Problem to solve:
Can you repeat the rows word for word, from the first one through the row that contains "236, 359, 349]"?

Entries shown:

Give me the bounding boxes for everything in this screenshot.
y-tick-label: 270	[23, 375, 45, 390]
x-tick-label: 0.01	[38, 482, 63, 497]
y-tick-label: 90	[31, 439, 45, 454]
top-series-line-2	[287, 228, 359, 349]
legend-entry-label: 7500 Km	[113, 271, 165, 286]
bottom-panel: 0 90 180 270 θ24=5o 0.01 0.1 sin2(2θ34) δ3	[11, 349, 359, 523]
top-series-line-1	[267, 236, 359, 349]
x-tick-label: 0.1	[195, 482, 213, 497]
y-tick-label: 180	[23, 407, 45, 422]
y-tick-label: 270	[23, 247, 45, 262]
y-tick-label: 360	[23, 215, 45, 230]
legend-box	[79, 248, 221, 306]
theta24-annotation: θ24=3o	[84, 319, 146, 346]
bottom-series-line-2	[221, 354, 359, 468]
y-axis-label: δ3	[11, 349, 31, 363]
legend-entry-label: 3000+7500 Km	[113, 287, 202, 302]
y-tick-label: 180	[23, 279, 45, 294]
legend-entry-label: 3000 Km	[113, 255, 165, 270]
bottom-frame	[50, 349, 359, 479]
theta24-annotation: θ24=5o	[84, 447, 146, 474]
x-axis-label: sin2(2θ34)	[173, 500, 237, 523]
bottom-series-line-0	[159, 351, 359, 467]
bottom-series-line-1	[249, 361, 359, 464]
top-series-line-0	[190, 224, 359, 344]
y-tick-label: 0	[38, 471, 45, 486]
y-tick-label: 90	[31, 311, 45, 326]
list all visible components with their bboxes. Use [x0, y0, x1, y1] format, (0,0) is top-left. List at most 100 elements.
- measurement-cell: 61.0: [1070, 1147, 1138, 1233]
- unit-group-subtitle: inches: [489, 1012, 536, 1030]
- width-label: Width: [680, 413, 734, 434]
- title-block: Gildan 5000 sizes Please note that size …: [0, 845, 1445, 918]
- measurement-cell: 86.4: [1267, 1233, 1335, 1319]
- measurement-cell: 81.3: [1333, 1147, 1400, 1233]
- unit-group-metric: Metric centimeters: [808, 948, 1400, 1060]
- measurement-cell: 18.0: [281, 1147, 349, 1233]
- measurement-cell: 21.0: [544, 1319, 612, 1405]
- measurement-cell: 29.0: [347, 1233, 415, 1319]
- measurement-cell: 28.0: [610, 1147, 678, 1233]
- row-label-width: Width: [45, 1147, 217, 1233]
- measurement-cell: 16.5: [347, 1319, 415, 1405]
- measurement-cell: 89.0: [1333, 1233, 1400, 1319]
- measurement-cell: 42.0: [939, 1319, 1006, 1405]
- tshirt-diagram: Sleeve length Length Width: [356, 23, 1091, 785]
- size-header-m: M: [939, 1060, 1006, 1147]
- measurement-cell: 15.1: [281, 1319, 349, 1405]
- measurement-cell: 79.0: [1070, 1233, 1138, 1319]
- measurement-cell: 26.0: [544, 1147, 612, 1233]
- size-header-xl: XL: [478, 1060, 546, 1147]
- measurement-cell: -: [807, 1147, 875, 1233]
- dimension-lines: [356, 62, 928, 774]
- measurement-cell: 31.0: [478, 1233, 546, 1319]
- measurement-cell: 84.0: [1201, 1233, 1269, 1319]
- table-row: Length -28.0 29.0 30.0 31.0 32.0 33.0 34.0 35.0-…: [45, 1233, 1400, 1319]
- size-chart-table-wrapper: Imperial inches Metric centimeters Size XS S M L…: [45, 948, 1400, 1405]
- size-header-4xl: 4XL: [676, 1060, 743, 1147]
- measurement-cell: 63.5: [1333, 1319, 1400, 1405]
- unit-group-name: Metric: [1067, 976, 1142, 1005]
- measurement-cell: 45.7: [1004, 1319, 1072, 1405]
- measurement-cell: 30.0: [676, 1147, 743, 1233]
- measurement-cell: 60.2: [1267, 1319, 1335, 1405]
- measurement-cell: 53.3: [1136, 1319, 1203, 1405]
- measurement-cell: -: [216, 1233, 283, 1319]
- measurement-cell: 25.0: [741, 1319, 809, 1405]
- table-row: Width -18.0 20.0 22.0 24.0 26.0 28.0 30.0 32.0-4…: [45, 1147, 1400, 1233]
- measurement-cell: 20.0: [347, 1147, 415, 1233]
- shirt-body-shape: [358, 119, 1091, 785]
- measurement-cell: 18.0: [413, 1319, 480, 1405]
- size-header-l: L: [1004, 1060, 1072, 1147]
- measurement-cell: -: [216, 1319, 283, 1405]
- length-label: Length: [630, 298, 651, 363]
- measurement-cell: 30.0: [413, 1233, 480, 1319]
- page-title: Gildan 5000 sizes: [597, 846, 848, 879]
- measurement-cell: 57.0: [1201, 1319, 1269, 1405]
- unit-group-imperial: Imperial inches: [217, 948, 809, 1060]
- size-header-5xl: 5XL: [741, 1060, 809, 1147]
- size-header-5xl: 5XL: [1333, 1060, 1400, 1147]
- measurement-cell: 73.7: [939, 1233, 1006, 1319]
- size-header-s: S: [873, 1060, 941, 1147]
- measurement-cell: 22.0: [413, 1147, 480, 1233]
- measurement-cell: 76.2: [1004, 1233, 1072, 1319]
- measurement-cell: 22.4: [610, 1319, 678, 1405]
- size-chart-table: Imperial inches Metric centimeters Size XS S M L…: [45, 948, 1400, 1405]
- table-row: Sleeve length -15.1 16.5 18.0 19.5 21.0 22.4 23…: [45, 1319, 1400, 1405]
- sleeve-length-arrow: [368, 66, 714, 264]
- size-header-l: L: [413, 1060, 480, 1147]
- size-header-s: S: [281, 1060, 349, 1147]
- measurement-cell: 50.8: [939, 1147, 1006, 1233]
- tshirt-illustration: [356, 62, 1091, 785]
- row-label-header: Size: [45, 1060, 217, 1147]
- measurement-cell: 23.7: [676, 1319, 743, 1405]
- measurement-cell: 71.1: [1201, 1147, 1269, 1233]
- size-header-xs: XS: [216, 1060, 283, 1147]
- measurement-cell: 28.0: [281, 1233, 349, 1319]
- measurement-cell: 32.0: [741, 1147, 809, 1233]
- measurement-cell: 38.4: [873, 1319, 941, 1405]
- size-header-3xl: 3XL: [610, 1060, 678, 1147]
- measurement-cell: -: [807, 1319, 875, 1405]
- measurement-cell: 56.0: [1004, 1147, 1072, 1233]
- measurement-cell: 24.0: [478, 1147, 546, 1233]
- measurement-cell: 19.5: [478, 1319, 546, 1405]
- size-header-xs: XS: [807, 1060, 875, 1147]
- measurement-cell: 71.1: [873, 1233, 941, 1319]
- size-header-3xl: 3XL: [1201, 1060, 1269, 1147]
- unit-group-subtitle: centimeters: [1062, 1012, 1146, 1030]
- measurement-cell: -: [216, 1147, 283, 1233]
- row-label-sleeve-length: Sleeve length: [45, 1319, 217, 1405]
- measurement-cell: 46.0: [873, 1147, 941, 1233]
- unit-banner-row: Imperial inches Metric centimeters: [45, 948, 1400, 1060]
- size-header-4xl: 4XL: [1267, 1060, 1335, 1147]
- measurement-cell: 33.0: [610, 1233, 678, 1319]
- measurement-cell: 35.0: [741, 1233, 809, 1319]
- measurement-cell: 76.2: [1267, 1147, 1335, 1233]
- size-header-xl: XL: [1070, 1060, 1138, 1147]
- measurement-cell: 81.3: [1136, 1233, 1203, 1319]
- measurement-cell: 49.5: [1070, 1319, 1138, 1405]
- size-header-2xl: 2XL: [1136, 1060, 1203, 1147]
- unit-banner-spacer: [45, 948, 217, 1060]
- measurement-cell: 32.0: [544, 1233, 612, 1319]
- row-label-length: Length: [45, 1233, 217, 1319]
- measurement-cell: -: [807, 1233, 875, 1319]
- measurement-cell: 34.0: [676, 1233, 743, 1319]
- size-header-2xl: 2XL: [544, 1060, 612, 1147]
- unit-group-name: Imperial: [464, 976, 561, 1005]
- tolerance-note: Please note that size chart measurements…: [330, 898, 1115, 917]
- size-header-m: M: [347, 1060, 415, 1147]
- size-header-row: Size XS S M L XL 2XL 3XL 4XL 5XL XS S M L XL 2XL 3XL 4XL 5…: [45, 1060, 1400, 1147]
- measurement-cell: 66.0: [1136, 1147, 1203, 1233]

Answer for the task:
Give me the bounding boxes for everything in this screenshot.
y-tick-label: 270	[23, 375, 45, 390]
x-tick-label: 0.01	[38, 482, 63, 497]
y-tick-label: 90	[31, 439, 45, 454]
top-series-line-2	[287, 228, 359, 349]
legend-entry-label: 7500 Km	[113, 271, 165, 286]
bottom-panel: 0 90 180 270 θ24=5o 0.01 0.1 sin2(2θ34) δ3	[11, 349, 359, 523]
top-series-line-1	[267, 236, 359, 349]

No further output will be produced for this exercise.